Direction | Report the number of lines in these entries that contain "Normal". Write only the number.

begin Extracted material

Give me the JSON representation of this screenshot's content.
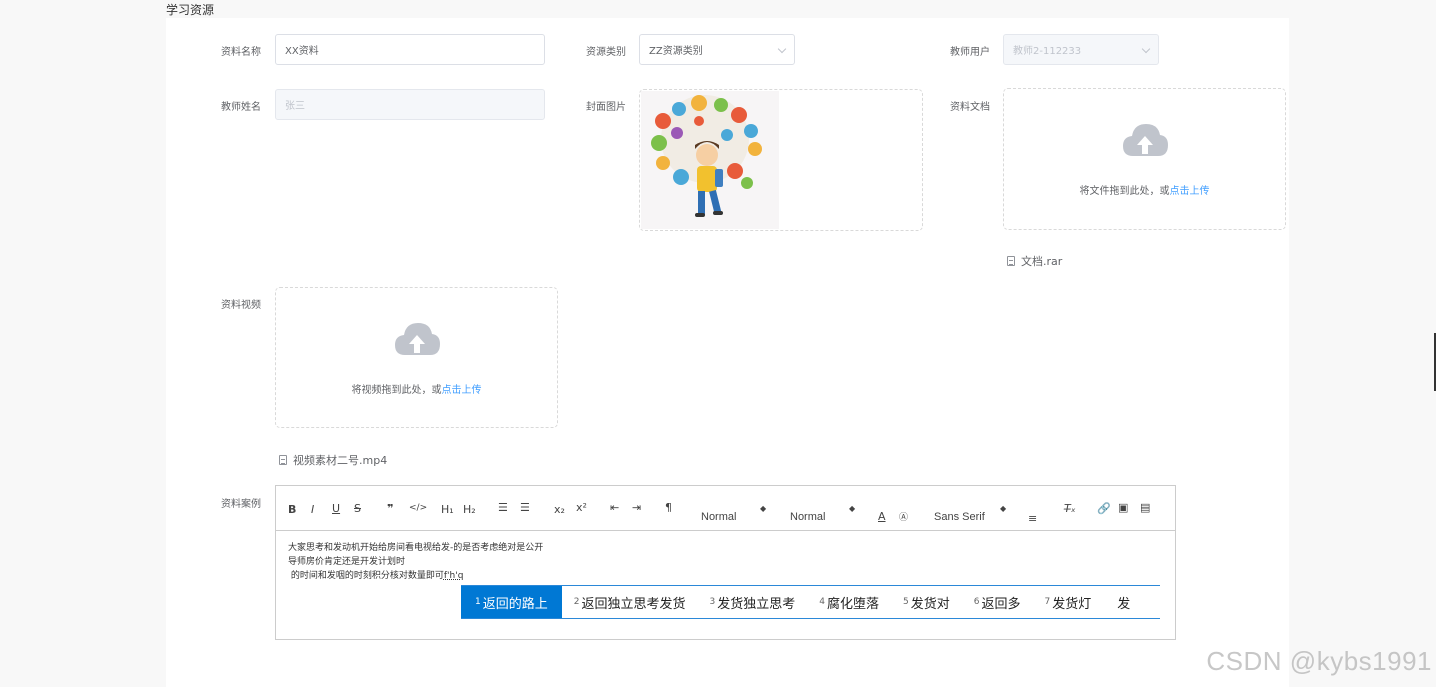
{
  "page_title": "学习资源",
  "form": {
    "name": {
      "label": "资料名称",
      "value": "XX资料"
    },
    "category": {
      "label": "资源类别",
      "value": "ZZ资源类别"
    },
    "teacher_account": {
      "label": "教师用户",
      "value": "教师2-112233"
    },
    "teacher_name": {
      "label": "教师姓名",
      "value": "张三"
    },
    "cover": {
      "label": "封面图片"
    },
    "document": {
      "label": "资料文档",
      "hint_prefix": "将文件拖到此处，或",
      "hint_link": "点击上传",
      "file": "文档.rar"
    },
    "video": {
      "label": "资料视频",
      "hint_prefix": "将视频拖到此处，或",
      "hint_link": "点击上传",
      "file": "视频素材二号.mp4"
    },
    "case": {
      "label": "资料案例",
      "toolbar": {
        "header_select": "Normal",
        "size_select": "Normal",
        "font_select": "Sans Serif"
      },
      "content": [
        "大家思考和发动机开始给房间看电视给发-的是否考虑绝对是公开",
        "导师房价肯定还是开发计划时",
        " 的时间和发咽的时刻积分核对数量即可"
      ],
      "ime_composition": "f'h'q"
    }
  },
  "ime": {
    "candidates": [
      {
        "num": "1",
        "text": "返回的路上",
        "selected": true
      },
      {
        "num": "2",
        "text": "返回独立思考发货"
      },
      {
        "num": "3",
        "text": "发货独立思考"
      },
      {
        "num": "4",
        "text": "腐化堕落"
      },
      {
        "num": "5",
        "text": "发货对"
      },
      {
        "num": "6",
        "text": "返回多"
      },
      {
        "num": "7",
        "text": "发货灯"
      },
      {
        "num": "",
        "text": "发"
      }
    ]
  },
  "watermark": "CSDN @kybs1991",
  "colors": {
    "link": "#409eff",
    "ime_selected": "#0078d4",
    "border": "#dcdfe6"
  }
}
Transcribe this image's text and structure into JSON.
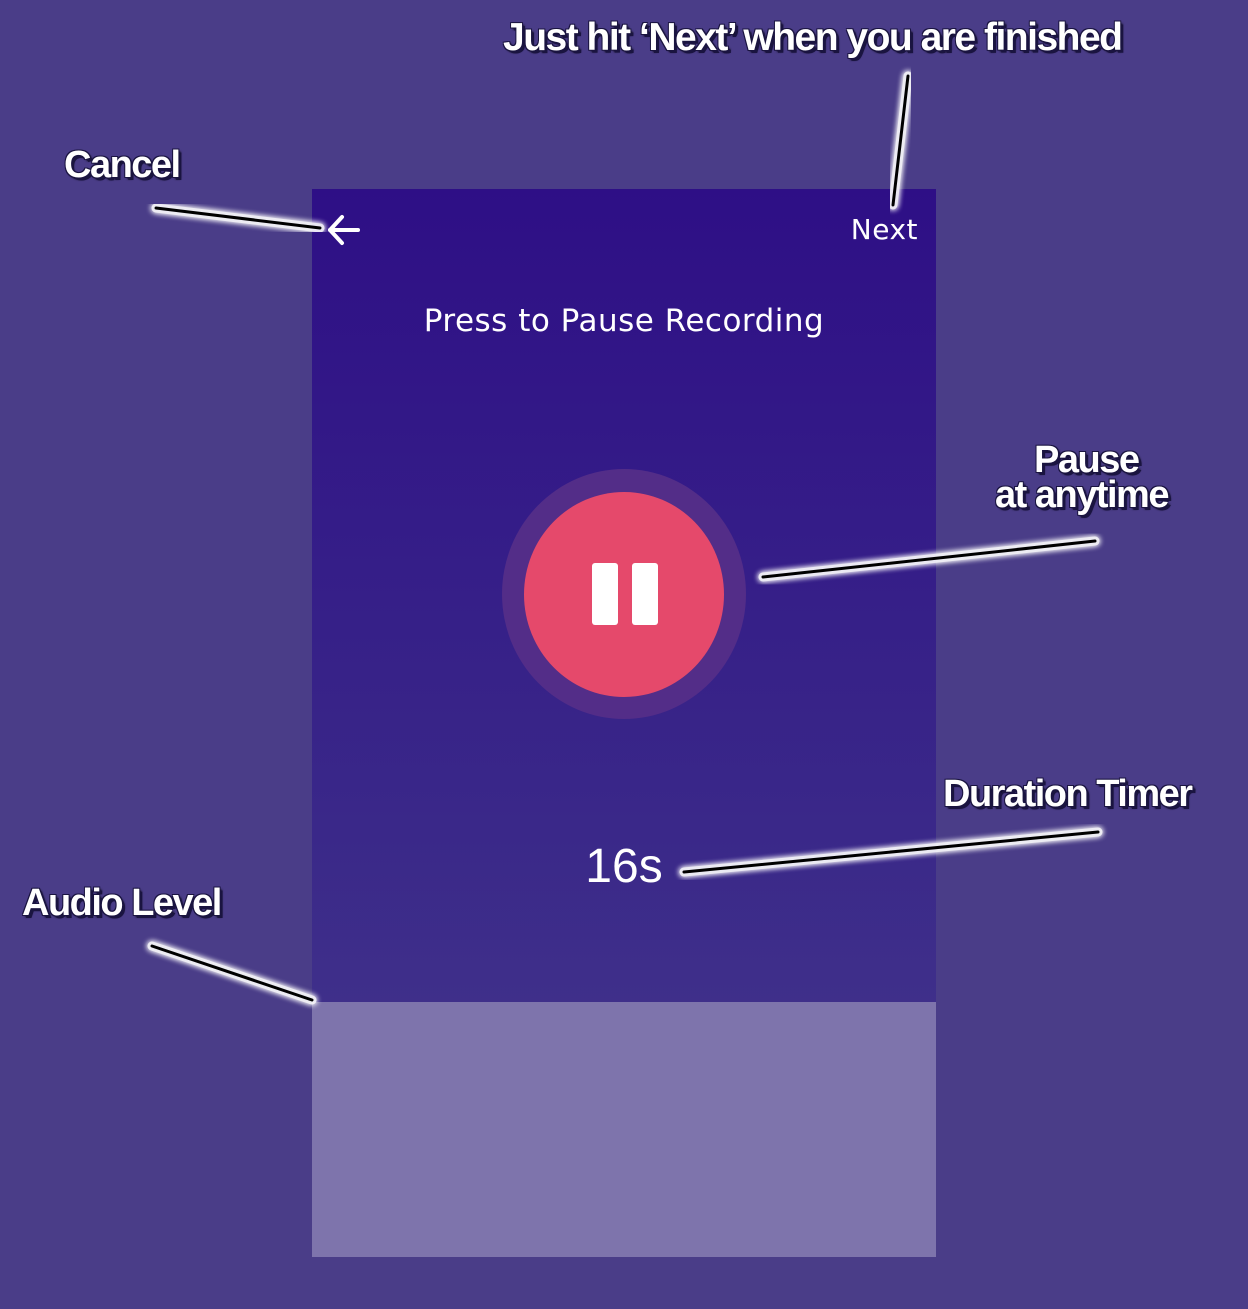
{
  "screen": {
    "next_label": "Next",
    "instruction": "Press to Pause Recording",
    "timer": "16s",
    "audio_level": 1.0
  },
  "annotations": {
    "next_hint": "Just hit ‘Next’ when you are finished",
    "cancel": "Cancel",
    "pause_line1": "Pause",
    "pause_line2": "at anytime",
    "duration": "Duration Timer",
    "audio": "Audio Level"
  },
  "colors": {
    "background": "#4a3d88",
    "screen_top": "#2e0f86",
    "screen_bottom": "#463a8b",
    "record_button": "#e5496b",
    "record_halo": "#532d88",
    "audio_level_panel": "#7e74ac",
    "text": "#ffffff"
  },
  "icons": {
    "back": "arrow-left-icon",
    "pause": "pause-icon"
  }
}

end Extracted material
begin Extracted material

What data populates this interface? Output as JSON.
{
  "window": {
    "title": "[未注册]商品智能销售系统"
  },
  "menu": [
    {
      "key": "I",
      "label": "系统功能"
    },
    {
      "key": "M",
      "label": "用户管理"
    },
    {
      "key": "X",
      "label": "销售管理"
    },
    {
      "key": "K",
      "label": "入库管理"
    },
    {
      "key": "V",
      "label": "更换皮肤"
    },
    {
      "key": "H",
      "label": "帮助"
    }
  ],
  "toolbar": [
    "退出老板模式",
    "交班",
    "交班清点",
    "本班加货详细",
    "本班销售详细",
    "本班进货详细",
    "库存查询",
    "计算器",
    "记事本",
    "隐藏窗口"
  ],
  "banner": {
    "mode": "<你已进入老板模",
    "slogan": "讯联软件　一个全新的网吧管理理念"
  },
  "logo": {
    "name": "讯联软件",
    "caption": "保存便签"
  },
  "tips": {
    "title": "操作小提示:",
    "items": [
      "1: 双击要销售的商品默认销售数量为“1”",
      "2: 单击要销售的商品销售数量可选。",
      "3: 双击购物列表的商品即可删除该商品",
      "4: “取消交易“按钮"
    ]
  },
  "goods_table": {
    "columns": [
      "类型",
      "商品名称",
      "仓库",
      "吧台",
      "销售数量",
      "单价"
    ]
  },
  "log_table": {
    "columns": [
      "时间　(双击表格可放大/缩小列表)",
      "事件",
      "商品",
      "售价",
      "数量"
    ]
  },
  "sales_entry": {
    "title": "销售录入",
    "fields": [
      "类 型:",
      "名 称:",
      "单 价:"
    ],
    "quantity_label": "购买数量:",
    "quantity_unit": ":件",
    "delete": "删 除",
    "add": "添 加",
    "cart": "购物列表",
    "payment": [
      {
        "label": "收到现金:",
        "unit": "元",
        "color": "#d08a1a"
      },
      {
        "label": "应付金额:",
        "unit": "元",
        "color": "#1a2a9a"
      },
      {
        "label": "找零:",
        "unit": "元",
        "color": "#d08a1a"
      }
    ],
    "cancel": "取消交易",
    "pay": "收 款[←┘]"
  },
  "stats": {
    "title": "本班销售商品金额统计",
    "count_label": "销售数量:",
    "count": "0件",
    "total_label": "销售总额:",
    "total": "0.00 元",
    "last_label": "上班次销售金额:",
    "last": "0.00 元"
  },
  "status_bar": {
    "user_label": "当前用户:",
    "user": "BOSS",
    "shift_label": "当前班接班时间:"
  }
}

end Extracted material

Answer to the problem | 2